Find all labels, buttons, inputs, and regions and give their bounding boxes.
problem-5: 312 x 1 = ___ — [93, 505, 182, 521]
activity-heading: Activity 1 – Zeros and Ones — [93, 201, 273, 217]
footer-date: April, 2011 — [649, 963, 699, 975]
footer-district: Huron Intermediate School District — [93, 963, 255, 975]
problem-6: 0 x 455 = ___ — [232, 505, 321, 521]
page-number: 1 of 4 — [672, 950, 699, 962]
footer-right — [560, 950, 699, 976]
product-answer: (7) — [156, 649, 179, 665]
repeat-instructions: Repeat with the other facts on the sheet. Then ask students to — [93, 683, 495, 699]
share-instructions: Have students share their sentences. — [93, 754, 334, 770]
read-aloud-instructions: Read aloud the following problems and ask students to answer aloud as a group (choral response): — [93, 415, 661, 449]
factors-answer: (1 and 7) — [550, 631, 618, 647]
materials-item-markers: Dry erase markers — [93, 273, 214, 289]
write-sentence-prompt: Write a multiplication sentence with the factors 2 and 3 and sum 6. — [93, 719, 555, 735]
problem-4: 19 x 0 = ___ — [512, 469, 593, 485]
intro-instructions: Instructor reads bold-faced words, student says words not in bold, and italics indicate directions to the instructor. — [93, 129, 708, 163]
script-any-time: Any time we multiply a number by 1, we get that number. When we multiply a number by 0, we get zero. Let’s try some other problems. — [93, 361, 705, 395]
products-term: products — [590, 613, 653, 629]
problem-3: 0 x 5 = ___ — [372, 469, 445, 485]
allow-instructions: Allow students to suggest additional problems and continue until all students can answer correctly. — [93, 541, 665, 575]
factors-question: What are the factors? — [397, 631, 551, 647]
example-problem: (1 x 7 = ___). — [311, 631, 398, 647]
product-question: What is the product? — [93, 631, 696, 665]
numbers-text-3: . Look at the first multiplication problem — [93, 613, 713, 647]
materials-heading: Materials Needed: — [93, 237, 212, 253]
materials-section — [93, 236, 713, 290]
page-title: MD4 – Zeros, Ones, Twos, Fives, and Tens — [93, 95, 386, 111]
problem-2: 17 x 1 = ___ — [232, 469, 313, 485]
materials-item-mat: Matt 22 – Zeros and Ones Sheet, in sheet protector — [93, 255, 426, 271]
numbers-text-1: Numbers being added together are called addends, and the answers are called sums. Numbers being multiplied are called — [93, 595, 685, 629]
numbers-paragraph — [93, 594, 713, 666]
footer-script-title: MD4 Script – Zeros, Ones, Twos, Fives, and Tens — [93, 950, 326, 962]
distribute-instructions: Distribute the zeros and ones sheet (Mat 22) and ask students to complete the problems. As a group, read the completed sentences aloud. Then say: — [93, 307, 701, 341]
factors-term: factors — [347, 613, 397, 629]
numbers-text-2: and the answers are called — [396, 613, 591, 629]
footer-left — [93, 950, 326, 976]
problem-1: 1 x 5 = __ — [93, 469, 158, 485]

──────────

* À produire
Présentez, s'il vous plaît, toutes les lignes de la liste ci-dessus sous forme de tableau JSON de chaînes, à raison d'une chaîne par ligne et sans les lignes vides.

* Réponse attendue
[
  "Find all labels, buttons, inputs, and regions and give their bounding boxes.",
  "problem-5: 312 x 1 = ___ — [93, 505, 182, 521]",
  "activity-heading: Activity 1 – Zeros and Ones — [93, 201, 273, 217]",
  "footer-date: April, 2011 — [649, 963, 699, 975]",
  "footer-district: Huron Intermediate School District — [93, 963, 255, 975]",
  "problem-6: 0 x 455 = ___ — [232, 505, 321, 521]",
  "page-number: 1 of 4 — [672, 950, 699, 962]",
  "footer-right — [560, 950, 699, 976]",
  "product-answer: (7) — [156, 649, 179, 665]",
  "repeat-instructions: Repeat with the other facts on the sheet. Then ask students to — [93, 683, 495, 699]",
  "share-instructions: Have students share their sentences. — [93, 754, 334, 770]",
  "read-aloud-instructions: Read aloud the following problems and ask students to answer aloud as a group (choral response): — [93, 415, 661, 449]",
  "factors-answer: (1 and 7) — [550, 631, 618, 647]",
  "materials-item-markers: Dry erase markers — [93, 273, 214, 289]",
  "write-sentence-prompt: Write a multiplication sentence with the factors 2 and 3 and sum 6. — [93, 719, 555, 735]",
  "problem-4: 19 x 0 = ___ — [512, 469, 593, 485]",
  "intro-instructions: Instructor reads bold-faced words, student says words not in bold, and italics indicate directions to the instructor. — [93, 129, 708, 163]",
  "script-any-time: Any time we multiply a number by 1, we get that number. When we multiply a number by 0, we get zero. Let’s try some other problems. — [93, 361, 705, 395]",
  "products-term: products — [590, 613, 653, 629]",
  "problem-3: 0 x 5 = ___ — [372, 469, 445, 485]",
  "allow-instructions: Allow students to suggest additional problems and continue until all students can answer correctly. — [93, 541, 665, 575]",
  "factors-question: What are the factors? — [397, 631, 551, 647]",
  "example-problem: (1 x 7 = ___). — [311, 631, 398, 647]",
  "product-question: What is the product? — [93, 631, 696, 665]",
  "numbers-text-3: . Look at the first multiplication problem — [93, 613, 713, 647]",
  "materials-heading: Materials Needed: — [93, 237, 212, 253]",
  "materials-section — [93, 236, 713, 290]",
  "page-title: MD4 – Zeros, Ones, Twos, Fives, and Tens — [93, 95, 386, 111]",
  "problem-2: 17 x 1 = ___ — [232, 469, 313, 485]",
  "materials-item-mat: Matt 22 – Zeros and Ones Sheet, in sheet protector — [93, 255, 426, 271]",
  "numbers-text-1: Numbers being added together are called addends, and the answers are called sums. Numbers being multiplied are called — [93, 595, 685, 629]",
  "numbers-paragraph — [93, 594, 713, 666]",
  "footer-script-title: MD4 Script – Zeros, Ones, Twos, Fives, and Tens — [93, 950, 326, 962]",
  "distribute-instructions: Distribute the zeros and ones sheet (Mat 22) and ask students to complete the problems. As a group, read the completed sentences aloud. Then say: — [93, 307, 701, 341]",
  "factors-term: factors — [347, 613, 397, 629]",
  "numbers-text-2: and the answers are called — [396, 613, 591, 629]",
  "footer-left — [93, 950, 326, 976]",
  "problem-1: 1 x 5 = __ — [93, 469, 158, 485]"
]